● **Given problem**:
Gather all lines with the word "content" in them.

● **Task input**:
════════════════════
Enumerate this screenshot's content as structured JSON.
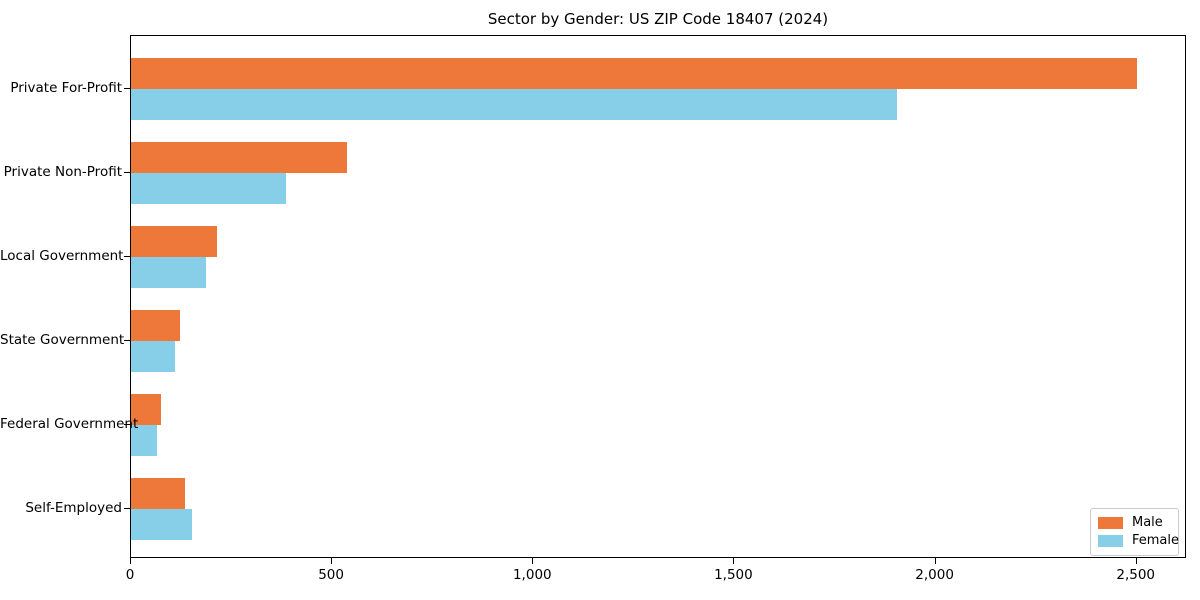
════════════════════
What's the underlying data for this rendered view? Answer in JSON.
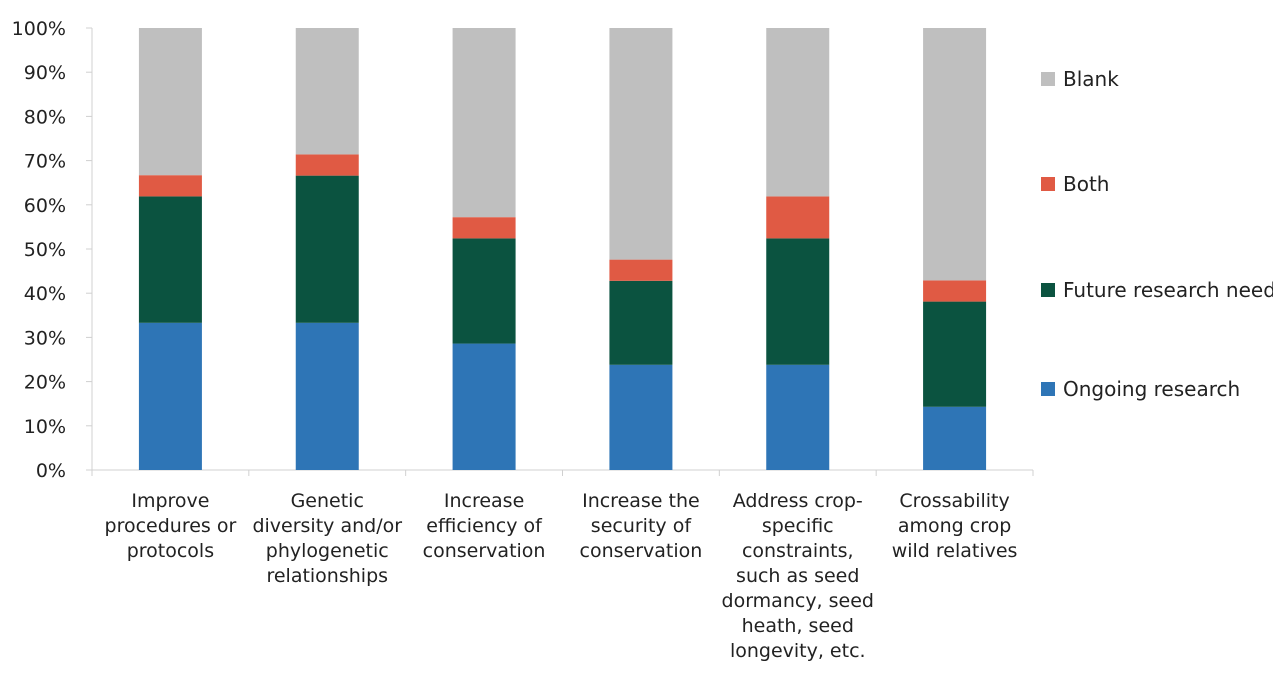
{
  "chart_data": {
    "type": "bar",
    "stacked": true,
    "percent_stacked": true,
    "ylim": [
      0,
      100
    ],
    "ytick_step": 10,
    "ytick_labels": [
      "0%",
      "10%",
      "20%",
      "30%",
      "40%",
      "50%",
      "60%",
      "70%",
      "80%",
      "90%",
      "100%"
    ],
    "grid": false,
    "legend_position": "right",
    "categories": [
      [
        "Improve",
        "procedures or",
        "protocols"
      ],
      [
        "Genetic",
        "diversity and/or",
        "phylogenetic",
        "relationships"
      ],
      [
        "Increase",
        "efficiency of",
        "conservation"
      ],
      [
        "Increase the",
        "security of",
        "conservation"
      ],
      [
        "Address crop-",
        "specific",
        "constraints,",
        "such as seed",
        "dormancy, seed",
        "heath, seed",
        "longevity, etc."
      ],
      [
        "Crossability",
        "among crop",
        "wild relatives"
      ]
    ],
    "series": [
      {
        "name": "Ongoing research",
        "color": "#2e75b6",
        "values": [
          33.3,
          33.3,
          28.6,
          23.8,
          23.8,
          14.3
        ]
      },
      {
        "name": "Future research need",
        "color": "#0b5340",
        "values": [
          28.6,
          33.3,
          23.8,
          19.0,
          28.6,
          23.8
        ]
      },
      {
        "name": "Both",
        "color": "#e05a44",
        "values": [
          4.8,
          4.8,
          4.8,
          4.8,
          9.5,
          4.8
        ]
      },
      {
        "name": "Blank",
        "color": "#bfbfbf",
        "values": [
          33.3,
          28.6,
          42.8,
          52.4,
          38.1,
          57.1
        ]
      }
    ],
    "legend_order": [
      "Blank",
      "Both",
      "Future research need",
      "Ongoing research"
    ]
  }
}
════════════════════
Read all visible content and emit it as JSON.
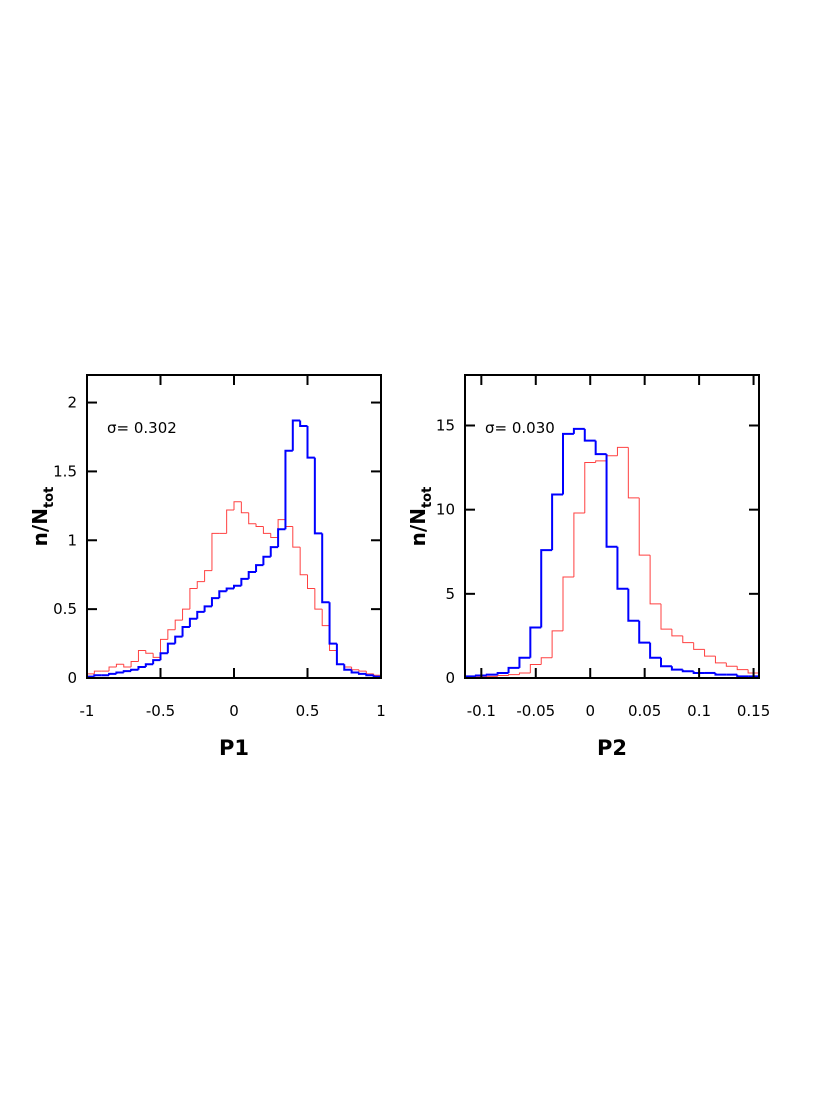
════════════════════
● **Response**:
Enumerate this screenshot's content as structured JSON.
Read all visible content and emit it as JSON.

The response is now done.